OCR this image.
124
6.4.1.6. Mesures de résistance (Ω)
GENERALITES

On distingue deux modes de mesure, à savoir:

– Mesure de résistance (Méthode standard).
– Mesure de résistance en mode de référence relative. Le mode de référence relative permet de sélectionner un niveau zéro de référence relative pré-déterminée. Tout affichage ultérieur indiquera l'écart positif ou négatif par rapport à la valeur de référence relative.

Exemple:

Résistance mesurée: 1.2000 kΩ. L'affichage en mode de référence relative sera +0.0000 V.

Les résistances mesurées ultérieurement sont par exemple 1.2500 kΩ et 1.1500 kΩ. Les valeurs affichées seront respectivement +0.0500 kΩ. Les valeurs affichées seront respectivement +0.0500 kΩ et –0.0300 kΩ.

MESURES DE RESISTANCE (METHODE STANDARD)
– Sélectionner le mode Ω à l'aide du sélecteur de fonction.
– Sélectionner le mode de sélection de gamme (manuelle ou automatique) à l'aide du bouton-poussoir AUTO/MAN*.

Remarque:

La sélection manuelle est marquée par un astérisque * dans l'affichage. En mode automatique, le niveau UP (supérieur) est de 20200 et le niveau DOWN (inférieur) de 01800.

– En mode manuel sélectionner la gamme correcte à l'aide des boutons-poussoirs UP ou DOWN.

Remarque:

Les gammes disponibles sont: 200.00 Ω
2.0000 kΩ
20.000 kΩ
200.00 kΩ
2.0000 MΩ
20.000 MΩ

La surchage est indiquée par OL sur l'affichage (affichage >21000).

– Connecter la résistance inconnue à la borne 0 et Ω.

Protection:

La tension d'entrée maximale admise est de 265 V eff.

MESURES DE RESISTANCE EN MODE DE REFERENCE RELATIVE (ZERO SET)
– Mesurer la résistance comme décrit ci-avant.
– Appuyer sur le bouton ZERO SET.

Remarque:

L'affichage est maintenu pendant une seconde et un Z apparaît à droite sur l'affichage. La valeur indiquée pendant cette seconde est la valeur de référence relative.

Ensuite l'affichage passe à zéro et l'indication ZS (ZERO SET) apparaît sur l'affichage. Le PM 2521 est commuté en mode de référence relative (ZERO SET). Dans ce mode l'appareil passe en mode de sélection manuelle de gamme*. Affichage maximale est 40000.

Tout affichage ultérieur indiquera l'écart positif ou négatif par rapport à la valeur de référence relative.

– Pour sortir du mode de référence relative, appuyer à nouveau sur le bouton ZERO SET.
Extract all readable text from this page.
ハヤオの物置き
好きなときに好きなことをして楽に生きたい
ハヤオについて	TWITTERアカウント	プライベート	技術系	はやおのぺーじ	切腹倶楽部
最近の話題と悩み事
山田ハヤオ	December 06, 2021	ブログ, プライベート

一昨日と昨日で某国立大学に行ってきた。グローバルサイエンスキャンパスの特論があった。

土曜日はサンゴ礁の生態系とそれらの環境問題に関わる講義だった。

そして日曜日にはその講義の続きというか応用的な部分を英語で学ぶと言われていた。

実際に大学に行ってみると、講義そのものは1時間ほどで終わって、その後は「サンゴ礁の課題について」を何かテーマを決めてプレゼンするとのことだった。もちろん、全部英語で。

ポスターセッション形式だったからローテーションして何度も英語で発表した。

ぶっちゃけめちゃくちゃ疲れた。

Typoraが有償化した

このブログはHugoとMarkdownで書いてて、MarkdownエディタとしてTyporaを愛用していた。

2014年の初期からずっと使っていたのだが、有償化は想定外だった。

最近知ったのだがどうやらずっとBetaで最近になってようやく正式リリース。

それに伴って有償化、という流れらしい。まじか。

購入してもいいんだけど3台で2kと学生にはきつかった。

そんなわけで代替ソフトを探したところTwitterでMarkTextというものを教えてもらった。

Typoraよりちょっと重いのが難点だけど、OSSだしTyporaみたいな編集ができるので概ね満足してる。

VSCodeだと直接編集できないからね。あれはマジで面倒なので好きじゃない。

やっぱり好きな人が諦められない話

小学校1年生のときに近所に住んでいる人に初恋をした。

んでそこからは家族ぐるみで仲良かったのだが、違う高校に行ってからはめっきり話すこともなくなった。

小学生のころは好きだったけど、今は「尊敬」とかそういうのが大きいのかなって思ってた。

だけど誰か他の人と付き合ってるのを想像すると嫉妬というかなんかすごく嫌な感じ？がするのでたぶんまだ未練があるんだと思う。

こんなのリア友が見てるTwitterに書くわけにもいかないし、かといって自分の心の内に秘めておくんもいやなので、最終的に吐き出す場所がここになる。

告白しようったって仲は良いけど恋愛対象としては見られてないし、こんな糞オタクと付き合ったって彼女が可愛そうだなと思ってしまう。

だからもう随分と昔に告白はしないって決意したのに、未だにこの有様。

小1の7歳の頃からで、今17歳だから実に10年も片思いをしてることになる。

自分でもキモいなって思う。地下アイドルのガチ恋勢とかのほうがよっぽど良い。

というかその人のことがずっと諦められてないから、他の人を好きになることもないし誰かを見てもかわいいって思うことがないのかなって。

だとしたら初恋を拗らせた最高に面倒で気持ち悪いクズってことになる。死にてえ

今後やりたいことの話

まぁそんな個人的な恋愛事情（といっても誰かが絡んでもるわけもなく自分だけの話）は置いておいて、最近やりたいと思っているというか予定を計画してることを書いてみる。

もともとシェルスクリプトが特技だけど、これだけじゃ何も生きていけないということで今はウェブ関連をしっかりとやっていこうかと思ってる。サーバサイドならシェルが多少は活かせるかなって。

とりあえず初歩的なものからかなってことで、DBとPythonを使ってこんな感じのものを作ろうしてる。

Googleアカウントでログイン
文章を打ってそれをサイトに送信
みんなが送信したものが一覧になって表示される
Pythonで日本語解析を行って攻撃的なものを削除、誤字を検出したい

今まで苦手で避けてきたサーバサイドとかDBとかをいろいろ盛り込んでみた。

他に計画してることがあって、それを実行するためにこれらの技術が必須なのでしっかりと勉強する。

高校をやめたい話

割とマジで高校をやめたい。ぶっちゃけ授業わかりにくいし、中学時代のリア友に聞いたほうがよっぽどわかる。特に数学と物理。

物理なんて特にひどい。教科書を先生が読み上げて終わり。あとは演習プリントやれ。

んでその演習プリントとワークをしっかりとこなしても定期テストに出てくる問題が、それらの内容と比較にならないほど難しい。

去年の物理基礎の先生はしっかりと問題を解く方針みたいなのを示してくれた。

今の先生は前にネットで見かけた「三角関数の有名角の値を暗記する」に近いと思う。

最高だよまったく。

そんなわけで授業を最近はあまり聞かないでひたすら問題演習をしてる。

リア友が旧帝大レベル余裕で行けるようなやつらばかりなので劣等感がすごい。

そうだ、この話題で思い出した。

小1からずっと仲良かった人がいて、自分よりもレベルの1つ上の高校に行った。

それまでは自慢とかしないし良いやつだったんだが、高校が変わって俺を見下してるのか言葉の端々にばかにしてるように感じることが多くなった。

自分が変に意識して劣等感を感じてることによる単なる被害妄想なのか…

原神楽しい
--*--
(TASK PROMPT): Give every line of the material again, exactly as it reads.

(IN RESPONSE):
OCR this image.
124
6.4.1.6. Mesures de résistance (Ω)
GENERALITES

On distingue deux modes de mesure, à savoir:

– Mesure de résistance (Méthode standard).
– Mesure de résistance en mode de référence relative. Le mode de référence relative permet de sélectionner un niveau zéro de référence relative pré-déterminée. Tout affichage ultérieur indiquera l'écart positif ou négatif par rapport à la valeur de référence relative.

Exemple:

Résistance mesurée: 1.2000 kΩ. L'affichage en mode de référence relative sera +0.0000 V.

Les résistances mesurées ultérieurement sont par exemple 1.2500 kΩ et 1.1500 kΩ. Les valeurs affichées seront respectivement +0.0500 kΩ. Les valeurs affichées seront respectivement +0.0500 kΩ et –0.0300 kΩ.

MESURES DE RESISTANCE (METHODE STANDARD)
– Sélectionner le mode Ω à l'aide du sélecteur de fonction.
– Sélectionner le mode de sélection de gamme (manuelle ou automatique) à l'aide du bouton-poussoir AUTO/MAN*.

Remarque:

La sélection manuelle est marquée par un astérisque * dans l'affichage. En mode automatique, le niveau UP (supérieur) est de 20200 et le niveau DOWN (inférieur) de 01800.

– En mode manuel sélectionner la gamme correcte à l'aide des boutons-poussoirs UP ou DOWN.

Remarque:

Les gammes disponibles sont: 200.00 Ω
2.0000 kΩ
20.000 kΩ
200.00 kΩ
2.0000 MΩ
20.000 MΩ

La surchage est indiquée par OL sur l'affichage (affichage >21000).

– Connecter la résistance inconnue à la borne 0 et Ω.

Protection:

La tension d'entrée maximale admise est de 265 V eff.

MESURES DE RESISTANCE EN MODE DE REFERENCE RELATIVE (ZERO SET)
– Mesurer la résistance comme décrit ci-avant.
– Appuyer sur le bouton ZERO SET.

Remarque:

L'affichage est maintenu pendant une seconde et un Z apparaît à droite sur l'affichage. La valeur indiquée pendant cette seconde est la valeur de référence relative.

Ensuite l'affichage passe à zéro et l'indication ZS (ZERO SET) apparaît sur l'affichage. Le PM 2521 est commuté en mode de référence relative (ZERO SET). Dans ce mode l'appareil passe en mode de sélection manuelle de gamme*. Affichage maximale est 40000.

Tout affichage ultérieur indiquera l'écart positif ou négatif par rapport à la valeur de référence relative.

– Pour sortir du mode de référence relative, appuyer à nouveau sur le bouton ZERO SET.
Extract all readable text from this page.
ハヤオの物置き
好きなときに好きなことをして楽に生きたい
ハヤオについて	TWITTERアカウント	プライベート	技術系	はやおのぺーじ	切腹倶楽部
最近の話題と悩み事
山田ハヤオ	December 06, 2021	ブログ, プライベート

一昨日と昨日で某国立大学に行ってきた。グローバルサイエンスキャンパスの特論があった。

土曜日はサンゴ礁の生態系とそれらの環境問題に関わる講義だった。

そして日曜日にはその講義の続きというか応用的な部分を英語で学ぶと言われていた。

実際に大学に行ってみると、講義そのものは1時間ほどで終わって、その後は「サンゴ礁の課題について」を何かテーマを決めてプレゼンするとのことだった。もちろん、全部英語で。

ポスターセッション形式だったからローテーションして何度も英語で発表した。

ぶっちゃけめちゃくちゃ疲れた。

Typoraが有償化した

このブログはHugoとMarkdownで書いてて、MarkdownエディタとしてTyporaを愛用していた。

2014年の初期からずっと使っていたのだが、有償化は想定外だった。

最近知ったのだがどうやらずっとBetaで最近になってようやく正式リリース。

それに伴って有償化、という流れらしい。まじか。

購入してもいいんだけど3台で2kと学生にはきつかった。

そんなわけで代替ソフトを探したところTwitterでMarkTextというものを教えてもらった。

Typoraよりちょっと重いのが難点だけど、OSSだしTyporaみたいな編集ができるので概ね満足してる。

VSCodeだと直接編集できないからね。あれはマジで面倒なので好きじゃない。

やっぱり好きな人が諦められない話

小学校1年生のときに近所に住んでいる人に初恋をした。

んでそこからは家族ぐるみで仲良かったのだが、違う高校に行ってからはめっきり話すこともなくなった。

小学生のころは好きだったけど、今は「尊敬」とかそういうのが大きいのかなって思ってた。

だけど誰か他の人と付き合ってるのを想像すると嫉妬というかなんかすごく嫌な感じ？がするのでたぶんまだ未練があるんだと思う。

こんなのリア友が見てるTwitterに書くわけにもいかないし、かといって自分の心の内に秘めておくんもいやなので、最終的に吐き出す場所がここになる。

告白しようったって仲は良いけど恋愛対象としては見られてないし、こんな糞オタクと付き合ったって彼女が可愛そうだなと思ってしまう。

だからもう随分と昔に告白はしないって決意したのに、未だにこの有様。

小1の7歳の頃からで、今17歳だから実に10年も片思いをしてることになる。

自分でもキモいなって思う。地下アイドルのガチ恋勢とかのほうがよっぽど良い。

というかその人のことがずっと諦められてないから、他の人を好きになることもないし誰かを見てもかわいいって思うことがないのかなって。

だとしたら初恋を拗らせた最高に面倒で気持ち悪いクズってことになる。死にてえ

今後やりたいことの話

まぁそんな個人的な恋愛事情（といっても誰かが絡んでもるわけもなく自分だけの話）は置いておいて、最近やりたいと思っているというか予定を計画してることを書いてみる。

もともとシェルスクリプトが特技だけど、これだけじゃ何も生きていけないということで今はウェブ関連をしっかりとやっていこうかと思ってる。サーバサイドならシェルが多少は活かせるかなって。

とりあえず初歩的なものからかなってことで、DBとPythonを使ってこんな感じのものを作ろうしてる。

Googleアカウントでログイン
文章を打ってそれをサイトに送信
みんなが送信したものが一覧になって表示される
Pythonで日本語解析を行って攻撃的なものを削除、誤字を検出したい

今まで苦手で避けてきたサーバサイドとかDBとかをいろいろ盛り込んでみた。

他に計画してることがあって、それを実行するためにこれらの技術が必須なのでしっかりと勉強する。

高校をやめたい話

割とマジで高校をやめたい。ぶっちゃけ授業わかりにくいし、中学時代のリア友に聞いたほうがよっぽどわかる。特に数学と物理。

物理なんて特にひどい。教科書を先生が読み上げて終わり。あとは演習プリントやれ。

んでその演習プリントとワークをしっかりとこなしても定期テストに出てくる問題が、それらの内容と比較にならないほど難しい。

去年の物理基礎の先生はしっかりと問題を解く方針みたいなのを示してくれた。

今の先生は前にネットで見かけた「三角関数の有名角の値を暗記する」に近いと思う。

最高だよまったく。

そんなわけで授業を最近はあまり聞かないでひたすら問題演習をしてる。

リア友が旧帝大レベル余裕で行けるようなやつらばかりなので劣等感がすごい。

そうだ、この話題で思い出した。

小1からずっと仲良かった人がいて、自分よりもレベルの1つ上の高校に行った。

それまでは自慢とかしないし良いやつだったんだが、高校が変わって俺を見下してるのか言葉の端々にばかにしてるように感じることが多くなった。

自分が変に意識して劣等感を感じてることによる単なる被害妄想なのか…

原神楽しい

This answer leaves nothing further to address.